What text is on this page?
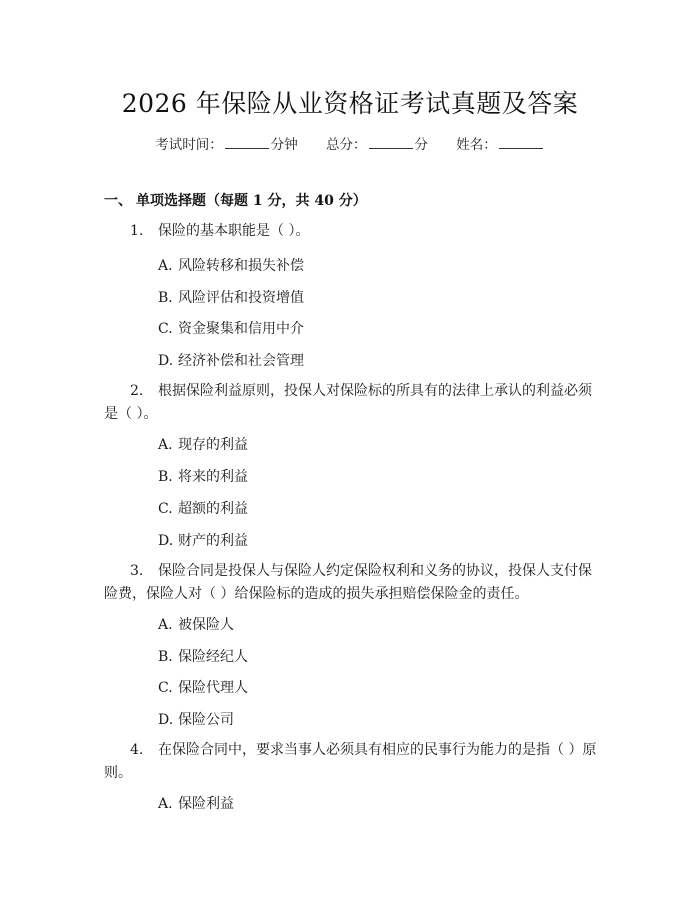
2026 年保险从业资格证考试真题及答案
考试时间：	分钟 总分：	分 姓名：
一、 单项选择题（每题 1 分，共 40 分）
1. 保险的基本职能是（ ）。
A. 风险转移和损失补偿
B. 风险评估和投资增值
C. 资金聚集和信用中介
D. 经济补偿和社会管理
2. 根据保险利益原则，投保人对保险标的所具有的法律上承认的利益必须是（ ）。
A. 现存的利益
B. 将来的利益
C. 超额的利益
D. 财产的利益
3. 保险合同是投保人与保险人约定保险权利和义务的协议，投保人支付保险费，保险人对（ ）给保险标的造成的损失承担赔偿保险金的责任。
A. 被保险人
B. 保险经纪人
C. 保险代理人
D. 保险公司
4. 在保险合同中，要求当事人必须具有相应的民事行为能力的是指（ ）原则。
A. 保险利益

******************************

**GOAL OF THE EXERCISE:** Output all the records, word for word, with no pictures in the copy.

**ANSWER TO THIS PROBLEM:**
What text is on this page?
2026 年保险从业资格证考试真题及答案
考试时间：	分钟 总分：	分 姓名：
一、 单项选择题（每题 1 分，共 40 分）
1. 保险的基本职能是（ ）。
A. 风险转移和损失补偿
B. 风险评估和投资增值
C. 资金聚集和信用中介
D. 经济补偿和社会管理
2. 根据保险利益原则，投保人对保险标的所具有的法律上承认的利益必须是（ ）。
A. 现存的利益
B. 将来的利益
C. 超额的利益
D. 财产的利益
3. 保险合同是投保人与保险人约定保险权利和义务的协议，投保人支付保险费，保险人对（ ）给保险标的造成的损失承担赔偿保险金的责任。
A. 被保险人
B. 保险经纪人
C. 保险代理人
D. 保险公司
4. 在保险合同中，要求当事人必须具有相应的民事行为能力的是指（ ）原则。
A. 保险利益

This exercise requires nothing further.